What the task asks >> Your task is to print all of the data word for word.

Listed records >>
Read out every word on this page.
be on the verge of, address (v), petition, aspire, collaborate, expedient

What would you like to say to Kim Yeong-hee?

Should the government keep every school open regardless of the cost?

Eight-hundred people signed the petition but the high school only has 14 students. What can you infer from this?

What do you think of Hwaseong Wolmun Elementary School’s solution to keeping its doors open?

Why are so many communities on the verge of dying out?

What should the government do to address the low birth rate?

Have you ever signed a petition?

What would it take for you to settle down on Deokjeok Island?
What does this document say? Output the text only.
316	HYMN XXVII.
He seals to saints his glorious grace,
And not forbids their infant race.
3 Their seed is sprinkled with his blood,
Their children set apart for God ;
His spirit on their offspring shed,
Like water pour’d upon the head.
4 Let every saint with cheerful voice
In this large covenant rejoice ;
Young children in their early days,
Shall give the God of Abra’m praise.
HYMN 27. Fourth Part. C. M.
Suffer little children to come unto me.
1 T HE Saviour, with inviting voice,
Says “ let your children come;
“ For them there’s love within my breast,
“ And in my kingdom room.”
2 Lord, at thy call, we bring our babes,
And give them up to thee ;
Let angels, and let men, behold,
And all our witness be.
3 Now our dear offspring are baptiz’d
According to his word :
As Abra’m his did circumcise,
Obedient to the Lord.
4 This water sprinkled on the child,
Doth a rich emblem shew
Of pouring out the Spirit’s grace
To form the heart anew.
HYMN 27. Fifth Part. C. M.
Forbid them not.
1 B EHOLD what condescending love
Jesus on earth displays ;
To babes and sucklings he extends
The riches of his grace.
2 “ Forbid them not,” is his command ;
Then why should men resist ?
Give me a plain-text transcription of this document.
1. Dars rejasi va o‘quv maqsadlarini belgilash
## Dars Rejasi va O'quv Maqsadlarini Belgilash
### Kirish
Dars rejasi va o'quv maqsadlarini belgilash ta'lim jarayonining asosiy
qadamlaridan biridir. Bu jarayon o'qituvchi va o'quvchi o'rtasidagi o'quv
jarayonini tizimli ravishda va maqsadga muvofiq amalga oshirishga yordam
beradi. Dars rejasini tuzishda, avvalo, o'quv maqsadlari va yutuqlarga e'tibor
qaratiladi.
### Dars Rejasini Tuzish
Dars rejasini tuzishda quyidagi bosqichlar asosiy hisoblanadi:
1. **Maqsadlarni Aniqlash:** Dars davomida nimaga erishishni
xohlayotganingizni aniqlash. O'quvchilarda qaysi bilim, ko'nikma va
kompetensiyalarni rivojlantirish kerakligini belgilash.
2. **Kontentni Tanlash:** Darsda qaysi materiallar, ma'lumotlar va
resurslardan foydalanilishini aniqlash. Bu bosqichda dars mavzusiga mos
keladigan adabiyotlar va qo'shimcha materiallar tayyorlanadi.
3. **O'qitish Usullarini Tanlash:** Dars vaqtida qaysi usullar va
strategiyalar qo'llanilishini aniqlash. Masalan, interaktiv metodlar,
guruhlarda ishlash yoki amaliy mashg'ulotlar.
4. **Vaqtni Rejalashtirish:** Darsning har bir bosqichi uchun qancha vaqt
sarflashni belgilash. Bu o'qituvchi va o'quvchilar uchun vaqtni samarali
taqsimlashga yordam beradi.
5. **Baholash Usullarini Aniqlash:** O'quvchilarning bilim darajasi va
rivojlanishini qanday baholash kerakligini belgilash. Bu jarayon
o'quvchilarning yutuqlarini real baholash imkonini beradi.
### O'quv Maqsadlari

Written solution >>
Read out every word on this page.
be on the verge of, address (v), petition, aspire, collaborate, expedient

What would you like to say to Kim Yeong-hee?

Should the government keep every school open regardless of the cost?

Eight-hundred people signed the petition but the high school only has 14 students. What can you infer from this?

What do you think of Hwaseong Wolmun Elementary School’s solution to keeping its doors open?

Why are so many communities on the verge of dying out?

What should the government do to address the low birth rate?

Have you ever signed a petition?

What would it take for you to settle down on Deokjeok Island?
What does this document say? Output the text only.
316	HYMN XXVII.
He seals to saints his glorious grace,
And not forbids their infant race.
3 Their seed is sprinkled with his blood,
Their children set apart for God ;
His spirit on their offspring shed,
Like water pour’d upon the head.
4 Let every saint with cheerful voice
In this large covenant rejoice ;
Young children in their early days,
Shall give the God of Abra’m praise.
HYMN 27. Fourth Part. C. M.
Suffer little children to come unto me.
1 T HE Saviour, with inviting voice,
Says “ let your children come;
“ For them there’s love within my breast,
“ And in my kingdom room.”
2 Lord, at thy call, we bring our babes,
And give them up to thee ;
Let angels, and let men, behold,
And all our witness be.
3 Now our dear offspring are baptiz’d
According to his word :
As Abra’m his did circumcise,
Obedient to the Lord.
4 This water sprinkled on the child,
Doth a rich emblem shew
Of pouring out the Spirit’s grace
To form the heart anew.
HYMN 27. Fifth Part. C. M.
Forbid them not.
1 B EHOLD what condescending love
Jesus on earth displays ;
To babes and sucklings he extends
The riches of his grace.
2 “ Forbid them not,” is his command ;
Then why should men resist ?
Give me a plain-text transcription of this document.
1. Dars rejasi va o‘quv maqsadlarini belgilash
## Dars Rejasi va O'quv Maqsadlarini Belgilash
### Kirish
Dars rejasi va o'quv maqsadlarini belgilash ta'lim jarayonining asosiy
qadamlaridan biridir. Bu jarayon o'qituvchi va o'quvchi o'rtasidagi o'quv
jarayonini tizimli ravishda va maqsadga muvofiq amalga oshirishga yordam
beradi. Dars rejasini tuzishda, avvalo, o'quv maqsadlari va yutuqlarga e'tibor
qaratiladi.
### Dars Rejasini Tuzish
Dars rejasini tuzishda quyidagi bosqichlar asosiy hisoblanadi:
1. **Maqsadlarni Aniqlash:** Dars davomida nimaga erishishni
xohlayotganingizni aniqlash. O'quvchilarda qaysi bilim, ko'nikma va
kompetensiyalarni rivojlantirish kerakligini belgilash.
2. **Kontentni Tanlash:** Darsda qaysi materiallar, ma'lumotlar va
resurslardan foydalanilishini aniqlash. Bu bosqichda dars mavzusiga mos
keladigan adabiyotlar va qo'shimcha materiallar tayyorlanadi.
3. **O'qitish Usullarini Tanlash:** Dars vaqtida qaysi usullar va
strategiyalar qo'llanilishini aniqlash. Masalan, interaktiv metodlar,
guruhlarda ishlash yoki amaliy mashg'ulotlar.
4. **Vaqtni Rejalashtirish:** Darsning har bir bosqichi uchun qancha vaqt
sarflashni belgilash. Bu o'qituvchi va o'quvchilar uchun vaqtni samarali
taqsimlashga yordam beradi.
5. **Baholash Usullarini Aniqlash:** O'quvchilarning bilim darajasi va
rivojlanishini qanday baholash kerakligini belgilash. Bu jarayon
o'quvchilarning yutuqlarini real baholash imkonini beradi.
### O'quv Maqsadlari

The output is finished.